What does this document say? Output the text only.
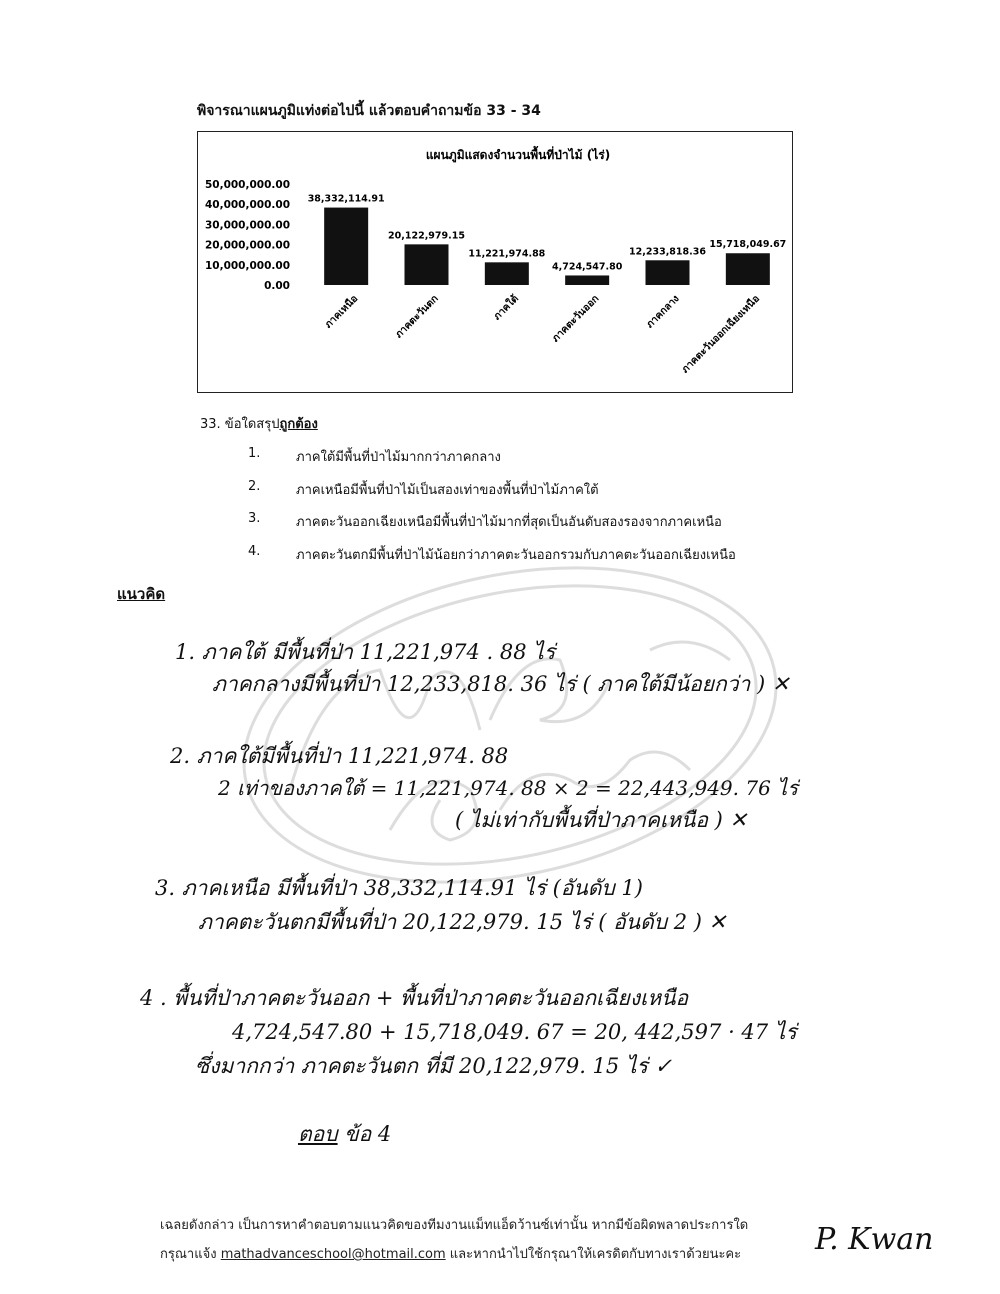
พิจารณาแผนภูมิแท่งต่อไปนี้ แล้วตอบคำถามข้อ 33 - 34
แผนภูมิแสดงจำนวนพื้นที่ป่าไม้ (ไร่)
0.00
10,000,000.00
20,000,000.00
30,000,000.00
40,000,000.00
50,000,000.00
38,332,114.91
20,122,979.15
11,221,974.88
4,724,547.80
12,233,818.36
15,718,049.67
ภาคเหนือ	ภาคตะวันตก	ภาคใต้	ภาคตะวันออก	ภาคกลาง
ภาคตะวันออกเฉียงเหนือ
33. ข้อใดสรุปถูกต้อง
1.	ภาคใต้มีพื้นที่ป่าไม้มากกว่าภาคกลาง
2.	ภาคเหนือมีพื้นที่ป่าไม้เป็นสองเท่าของพื้นที่ป่าไม้ภาคใต้
3.	ภาคตะวันออกเฉียงเหนือมีพื้นที่ป่าไม้มากที่สุดเป็นอันดับสองรองจากภาคเหนือ
4.	ภาคตะวันตกมีพื้นที่ป่าไม้น้อยกว่าภาคตะวันออกรวมกับภาคตะวันออกเฉียงเหนือ
แนวคิด
1. ภาคใต้ มีพื้นที่ป่า 11,221,974 . 88 ไร่
ภาคกลางมีพื้นที่ป่า 12,233,818. 36 ไร่ ( ภาคใต้มีน้อยกว่า ) ✕
2. ภาคใต้มีพื้นที่ป่า 11,221,974. 88
2 เท่าของภาคใต้ = 11,221,974. 88 × 2 = 22,443,949. 76 ไร่
( ไม่เท่ากับพื้นที่ป่าภาคเหนือ ) ✕
3. ภาคเหนือ มีพื้นที่ป่า 38,332,114.91 ไร่ (อันดับ 1)
ภาคตะวันตกมีพื้นที่ป่า 20,122,979. 15 ไร่ ( อันดับ 2 ) ✕
4 . พื้นที่ป่าภาคตะวันออก + พื้นที่ป่าภาคตะวันออกเฉียงเหนือ
4,724,547.80 + 15,718,049. 67 = 20, 442,597 · 47 ไร่
ซึ่งมากกว่า ภาคตะวันตก ที่มี 20,122,979. 15 ไร่ ✓
ตอบ ข้อ 4
เฉลยดังกล่าว เป็นการหาคำตอบตามแนวคิดของทีมงานแม็ทแอ็ดว้านซ์เท่านั้น หากมีข้อผิดพลาดประการใด
กรุณาแจ้ง mathadvanceschool@hotmail.com และหากนำไปใช้กรุณาให้เครดิตกับทางเราด้วยนะคะ P. Kwan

**Required task**
Transcribe the complete set of entries verbatim. No pictures belong in the copy.

**Exercise answer**
What does this document say? Output the text only.
พิจารณาแผนภูมิแท่งต่อไปนี้ แล้วตอบคำถามข้อ 33 - 34
แผนภูมิแสดงจำนวนพื้นที่ป่าไม้ (ไร่)
0.00
10,000,000.00
20,000,000.00
30,000,000.00
40,000,000.00
50,000,000.00
38,332,114.91
20,122,979.15
11,221,974.88
4,724,547.80
12,233,818.36
15,718,049.67
ภาคเหนือ	ภาคตะวันตก	ภาคใต้	ภาคตะวันออก	ภาคกลาง
ภาคตะวันออกเฉียงเหนือ
33. ข้อใดสรุปถูกต้อง
1.	ภาคใต้มีพื้นที่ป่าไม้มากกว่าภาคกลาง
2.	ภาคเหนือมีพื้นที่ป่าไม้เป็นสองเท่าของพื้นที่ป่าไม้ภาคใต้
3.	ภาคตะวันออกเฉียงเหนือมีพื้นที่ป่าไม้มากที่สุดเป็นอันดับสองรองจากภาคเหนือ
4.	ภาคตะวันตกมีพื้นที่ป่าไม้น้อยกว่าภาคตะวันออกรวมกับภาคตะวันออกเฉียงเหนือ
แนวคิด
1. ภาคใต้ มีพื้นที่ป่า 11,221,974 . 88 ไร่
ภาคกลางมีพื้นที่ป่า 12,233,818. 36 ไร่ ( ภาคใต้มีน้อยกว่า ) ✕
2. ภาคใต้มีพื้นที่ป่า 11,221,974. 88
2 เท่าของภาคใต้ = 11,221,974. 88 × 2 = 22,443,949. 76 ไร่
( ไม่เท่ากับพื้นที่ป่าภาคเหนือ ) ✕
3. ภาคเหนือ มีพื้นที่ป่า 38,332,114.91 ไร่ (อันดับ 1)
ภาคตะวันตกมีพื้นที่ป่า 20,122,979. 15 ไร่ ( อันดับ 2 ) ✕
4 . พื้นที่ป่าภาคตะวันออก + พื้นที่ป่าภาคตะวันออกเฉียงเหนือ
4,724,547.80 + 15,718,049. 67 = 20, 442,597 · 47 ไร่
ซึ่งมากกว่า ภาคตะวันตก ที่มี 20,122,979. 15 ไร่ ✓
ตอบ ข้อ 4
เฉลยดังกล่าว เป็นการหาคำตอบตามแนวคิดของทีมงานแม็ทแอ็ดว้านซ์เท่านั้น หากมีข้อผิดพลาดประการใด
กรุณาแจ้ง mathadvanceschool@hotmail.com และหากนำไปใช้กรุณาให้เครดิตกับทางเราด้วยนะคะ P. Kwan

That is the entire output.